>>>

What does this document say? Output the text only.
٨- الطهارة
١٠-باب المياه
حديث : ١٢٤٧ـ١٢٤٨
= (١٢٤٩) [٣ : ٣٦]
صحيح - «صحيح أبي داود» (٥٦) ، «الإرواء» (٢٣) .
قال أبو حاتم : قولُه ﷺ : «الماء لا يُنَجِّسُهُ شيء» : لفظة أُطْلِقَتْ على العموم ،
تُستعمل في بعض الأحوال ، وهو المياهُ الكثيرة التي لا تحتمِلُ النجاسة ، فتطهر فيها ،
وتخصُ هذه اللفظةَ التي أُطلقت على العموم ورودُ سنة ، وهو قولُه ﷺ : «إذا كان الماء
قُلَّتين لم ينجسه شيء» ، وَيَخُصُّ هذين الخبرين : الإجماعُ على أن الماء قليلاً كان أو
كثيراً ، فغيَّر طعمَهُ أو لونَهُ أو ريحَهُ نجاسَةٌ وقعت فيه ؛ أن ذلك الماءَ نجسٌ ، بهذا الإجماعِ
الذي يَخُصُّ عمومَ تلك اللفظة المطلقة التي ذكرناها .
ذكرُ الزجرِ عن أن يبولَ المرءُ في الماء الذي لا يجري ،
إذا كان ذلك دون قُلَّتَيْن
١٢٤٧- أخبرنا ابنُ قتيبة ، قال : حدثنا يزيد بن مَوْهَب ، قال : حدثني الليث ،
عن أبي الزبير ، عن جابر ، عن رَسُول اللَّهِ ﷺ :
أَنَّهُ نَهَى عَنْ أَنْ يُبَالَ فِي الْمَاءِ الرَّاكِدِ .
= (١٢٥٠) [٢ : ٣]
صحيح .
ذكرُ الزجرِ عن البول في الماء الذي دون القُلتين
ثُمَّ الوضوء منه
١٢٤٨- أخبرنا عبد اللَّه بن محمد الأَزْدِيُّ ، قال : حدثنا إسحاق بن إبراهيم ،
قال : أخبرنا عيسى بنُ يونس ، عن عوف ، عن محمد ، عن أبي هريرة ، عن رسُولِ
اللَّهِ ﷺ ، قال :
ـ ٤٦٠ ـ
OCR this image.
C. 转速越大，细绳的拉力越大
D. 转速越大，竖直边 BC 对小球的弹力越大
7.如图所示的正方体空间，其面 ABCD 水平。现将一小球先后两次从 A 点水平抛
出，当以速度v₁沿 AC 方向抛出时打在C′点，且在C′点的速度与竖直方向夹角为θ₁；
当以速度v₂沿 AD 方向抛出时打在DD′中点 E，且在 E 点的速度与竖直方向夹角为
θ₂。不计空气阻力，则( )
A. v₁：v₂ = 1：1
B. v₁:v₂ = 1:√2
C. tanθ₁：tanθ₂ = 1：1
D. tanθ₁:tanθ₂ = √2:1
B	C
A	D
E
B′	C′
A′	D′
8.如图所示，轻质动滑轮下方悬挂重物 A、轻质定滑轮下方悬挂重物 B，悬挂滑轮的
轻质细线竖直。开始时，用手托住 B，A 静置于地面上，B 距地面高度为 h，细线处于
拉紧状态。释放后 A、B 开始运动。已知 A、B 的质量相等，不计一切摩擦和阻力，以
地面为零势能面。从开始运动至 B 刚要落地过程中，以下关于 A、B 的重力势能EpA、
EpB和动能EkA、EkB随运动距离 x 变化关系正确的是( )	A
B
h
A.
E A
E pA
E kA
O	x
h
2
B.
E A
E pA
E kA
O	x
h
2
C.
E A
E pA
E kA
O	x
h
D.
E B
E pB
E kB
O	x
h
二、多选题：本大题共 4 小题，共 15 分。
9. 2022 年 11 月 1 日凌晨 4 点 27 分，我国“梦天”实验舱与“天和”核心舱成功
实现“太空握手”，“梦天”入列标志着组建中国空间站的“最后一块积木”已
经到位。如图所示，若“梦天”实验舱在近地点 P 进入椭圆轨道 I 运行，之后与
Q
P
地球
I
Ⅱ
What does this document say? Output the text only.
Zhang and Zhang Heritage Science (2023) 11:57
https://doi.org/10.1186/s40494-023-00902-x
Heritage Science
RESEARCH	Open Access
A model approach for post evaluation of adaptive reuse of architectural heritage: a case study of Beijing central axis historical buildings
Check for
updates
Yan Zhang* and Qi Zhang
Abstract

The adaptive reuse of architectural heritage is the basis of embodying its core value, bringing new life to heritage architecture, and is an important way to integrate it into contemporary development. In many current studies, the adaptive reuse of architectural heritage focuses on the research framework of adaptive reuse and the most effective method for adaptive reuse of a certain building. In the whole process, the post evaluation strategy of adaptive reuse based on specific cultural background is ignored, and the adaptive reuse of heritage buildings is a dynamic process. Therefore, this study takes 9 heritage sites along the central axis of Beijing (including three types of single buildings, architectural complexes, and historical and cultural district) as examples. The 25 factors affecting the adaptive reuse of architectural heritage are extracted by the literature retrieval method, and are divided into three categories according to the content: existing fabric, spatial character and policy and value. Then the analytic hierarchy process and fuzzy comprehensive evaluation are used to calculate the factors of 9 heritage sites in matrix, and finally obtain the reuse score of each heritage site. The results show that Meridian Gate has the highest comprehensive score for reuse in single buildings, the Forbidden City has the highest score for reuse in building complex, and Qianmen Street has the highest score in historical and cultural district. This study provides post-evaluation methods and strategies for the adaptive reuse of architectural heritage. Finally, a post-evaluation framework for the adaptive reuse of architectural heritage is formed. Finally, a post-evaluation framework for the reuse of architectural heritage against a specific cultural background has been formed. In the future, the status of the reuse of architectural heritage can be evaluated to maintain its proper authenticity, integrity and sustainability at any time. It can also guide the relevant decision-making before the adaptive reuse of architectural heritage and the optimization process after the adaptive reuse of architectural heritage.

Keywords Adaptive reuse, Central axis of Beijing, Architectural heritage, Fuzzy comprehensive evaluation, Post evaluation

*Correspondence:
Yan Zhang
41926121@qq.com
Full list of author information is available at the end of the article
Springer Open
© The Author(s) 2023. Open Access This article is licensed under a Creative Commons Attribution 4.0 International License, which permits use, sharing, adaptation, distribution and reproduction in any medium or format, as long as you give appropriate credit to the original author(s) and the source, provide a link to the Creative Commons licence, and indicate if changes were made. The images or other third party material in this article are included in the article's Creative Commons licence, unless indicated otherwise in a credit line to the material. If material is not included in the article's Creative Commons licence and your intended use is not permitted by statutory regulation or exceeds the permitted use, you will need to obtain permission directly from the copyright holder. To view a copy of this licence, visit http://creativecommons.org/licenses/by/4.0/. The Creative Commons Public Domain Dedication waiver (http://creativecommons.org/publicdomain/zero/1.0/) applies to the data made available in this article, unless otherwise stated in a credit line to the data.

<<<

Problem requirements
Copy out all the entries shown above, character for character.

Result
What does this document say? Output the text only.
٨- الطهارة
١٠-باب المياه
حديث : ١٢٤٧ـ١٢٤٨
= (١٢٤٩) [٣ : ٣٦]
صحيح - «صحيح أبي داود» (٥٦) ، «الإرواء» (٢٣) .
قال أبو حاتم : قولُه ﷺ : «الماء لا يُنَجِّسُهُ شيء» : لفظة أُطْلِقَتْ على العموم ،
تُستعمل في بعض الأحوال ، وهو المياهُ الكثيرة التي لا تحتمِلُ النجاسة ، فتطهر فيها ،
وتخصُ هذه اللفظةَ التي أُطلقت على العموم ورودُ سنة ، وهو قولُه ﷺ : «إذا كان الماء
قُلَّتين لم ينجسه شيء» ، وَيَخُصُّ هذين الخبرين : الإجماعُ على أن الماء قليلاً كان أو
كثيراً ، فغيَّر طعمَهُ أو لونَهُ أو ريحَهُ نجاسَةٌ وقعت فيه ؛ أن ذلك الماءَ نجسٌ ، بهذا الإجماعِ
الذي يَخُصُّ عمومَ تلك اللفظة المطلقة التي ذكرناها .
ذكرُ الزجرِ عن أن يبولَ المرءُ في الماء الذي لا يجري ،
إذا كان ذلك دون قُلَّتَيْن
١٢٤٧- أخبرنا ابنُ قتيبة ، قال : حدثنا يزيد بن مَوْهَب ، قال : حدثني الليث ،
عن أبي الزبير ، عن جابر ، عن رَسُول اللَّهِ ﷺ :
أَنَّهُ نَهَى عَنْ أَنْ يُبَالَ فِي الْمَاءِ الرَّاكِدِ .
= (١٢٥٠) [٢ : ٣]
صحيح .
ذكرُ الزجرِ عن البول في الماء الذي دون القُلتين
ثُمَّ الوضوء منه
١٢٤٨- أخبرنا عبد اللَّه بن محمد الأَزْدِيُّ ، قال : حدثنا إسحاق بن إبراهيم ،
قال : أخبرنا عيسى بنُ يونس ، عن عوف ، عن محمد ، عن أبي هريرة ، عن رسُولِ
اللَّهِ ﷺ ، قال :
ـ ٤٦٠ ـ
OCR this image.
C. 转速越大，细绳的拉力越大
D. 转速越大，竖直边 BC 对小球的弹力越大
7.如图所示的正方体空间，其面 ABCD 水平。现将一小球先后两次从 A 点水平抛
出，当以速度v₁沿 AC 方向抛出时打在C′点，且在C′点的速度与竖直方向夹角为θ₁；
当以速度v₂沿 AD 方向抛出时打在DD′中点 E，且在 E 点的速度与竖直方向夹角为
θ₂。不计空气阻力，则( )
A. v₁：v₂ = 1：1
B. v₁:v₂ = 1:√2
C. tanθ₁：tanθ₂ = 1：1
D. tanθ₁:tanθ₂ = √2:1
B	C
A	D
E
B′	C′
A′	D′
8.如图所示，轻质动滑轮下方悬挂重物 A、轻质定滑轮下方悬挂重物 B，悬挂滑轮的
轻质细线竖直。开始时，用手托住 B，A 静置于地面上，B 距地面高度为 h，细线处于
拉紧状态。释放后 A、B 开始运动。已知 A、B 的质量相等，不计一切摩擦和阻力，以
地面为零势能面。从开始运动至 B 刚要落地过程中，以下关于 A、B 的重力势能EpA、
EpB和动能EkA、EkB随运动距离 x 变化关系正确的是( )	A
B
h
A.
E A
E pA
E kA
O	x
h
2
B.
E A
E pA
E kA
O	x
h
2
C.
E A
E pA
E kA
O	x
h
D.
E B
E pB
E kB
O	x
h
二、多选题：本大题共 4 小题，共 15 分。
9. 2022 年 11 月 1 日凌晨 4 点 27 分，我国“梦天”实验舱与“天和”核心舱成功
实现“太空握手”，“梦天”入列标志着组建中国空间站的“最后一块积木”已
经到位。如图所示，若“梦天”实验舱在近地点 P 进入椭圆轨道 I 运行，之后与
Q
P
地球
I
Ⅱ
What does this document say? Output the text only.
Zhang and Zhang Heritage Science (2023) 11:57
https://doi.org/10.1186/s40494-023-00902-x
Heritage Science
RESEARCH	Open Access
A model approach for post evaluation of adaptive reuse of architectural heritage: a case study of Beijing central axis historical buildings
Check for
updates
Yan Zhang* and Qi Zhang
Abstract

The adaptive reuse of architectural heritage is the basis of embodying its core value, bringing new life to heritage architecture, and is an important way to integrate it into contemporary development. In many current studies, the adaptive reuse of architectural heritage focuses on the research framework of adaptive reuse and the most effective method for adaptive reuse of a certain building. In the whole process, the post evaluation strategy of adaptive reuse based on specific cultural background is ignored, and the adaptive reuse of heritage buildings is a dynamic process. Therefore, this study takes 9 heritage sites along the central axis of Beijing (including three types of single buildings, architectural complexes, and historical and cultural district) as examples. The 25 factors affecting the adaptive reuse of architectural heritage are extracted by the literature retrieval method, and are divided into three categories according to the content: existing fabric, spatial character and policy and value. Then the analytic hierarchy process and fuzzy comprehensive evaluation are used to calculate the factors of 9 heritage sites in matrix, and finally obtain the reuse score of each heritage site. The results show that Meridian Gate has the highest comprehensive score for reuse in single buildings, the Forbidden City has the highest score for reuse in building complex, and Qianmen Street has the highest score in historical and cultural district. This study provides post-evaluation methods and strategies for the adaptive reuse of architectural heritage. Finally, a post-evaluation framework for the adaptive reuse of architectural heritage is formed. Finally, a post-evaluation framework for the reuse of architectural heritage against a specific cultural background has been formed. In the future, the status of the reuse of architectural heritage can be evaluated to maintain its proper authenticity, integrity and sustainability at any time. It can also guide the relevant decision-making before the adaptive reuse of architectural heritage and the optimization process after the adaptive reuse of architectural heritage.

Keywords Adaptive reuse, Central axis of Beijing, Architectural heritage, Fuzzy comprehensive evaluation, Post evaluation

*Correspondence:
Yan Zhang
41926121@qq.com
Full list of author information is available at the end of the article
Springer Open
© The Author(s) 2023. Open Access This article is licensed under a Creative Commons Attribution 4.0 International License, which permits use, sharing, adaptation, distribution and reproduction in any medium or format, as long as you give appropriate credit to the original author(s) and the source, provide a link to the Creative Commons licence, and indicate if changes were made. The images or other third party material in this article are included in the article's Creative Commons licence, unless indicated otherwise in a credit line to the material. If material is not included in the article's Creative Commons licence and your intended use is not permitted by statutory regulation or exceeds the permitted use, you will need to obtain permission directly from the copyright holder. To view a copy of this licence, visit http://creativecommons.org/licenses/by/4.0/. The Creative Commons Public Domain Dedication waiver (http://creativecommons.org/publicdomain/zero/1.0/) applies to the data made available in this article, unless otherwise stated in a credit line to the data.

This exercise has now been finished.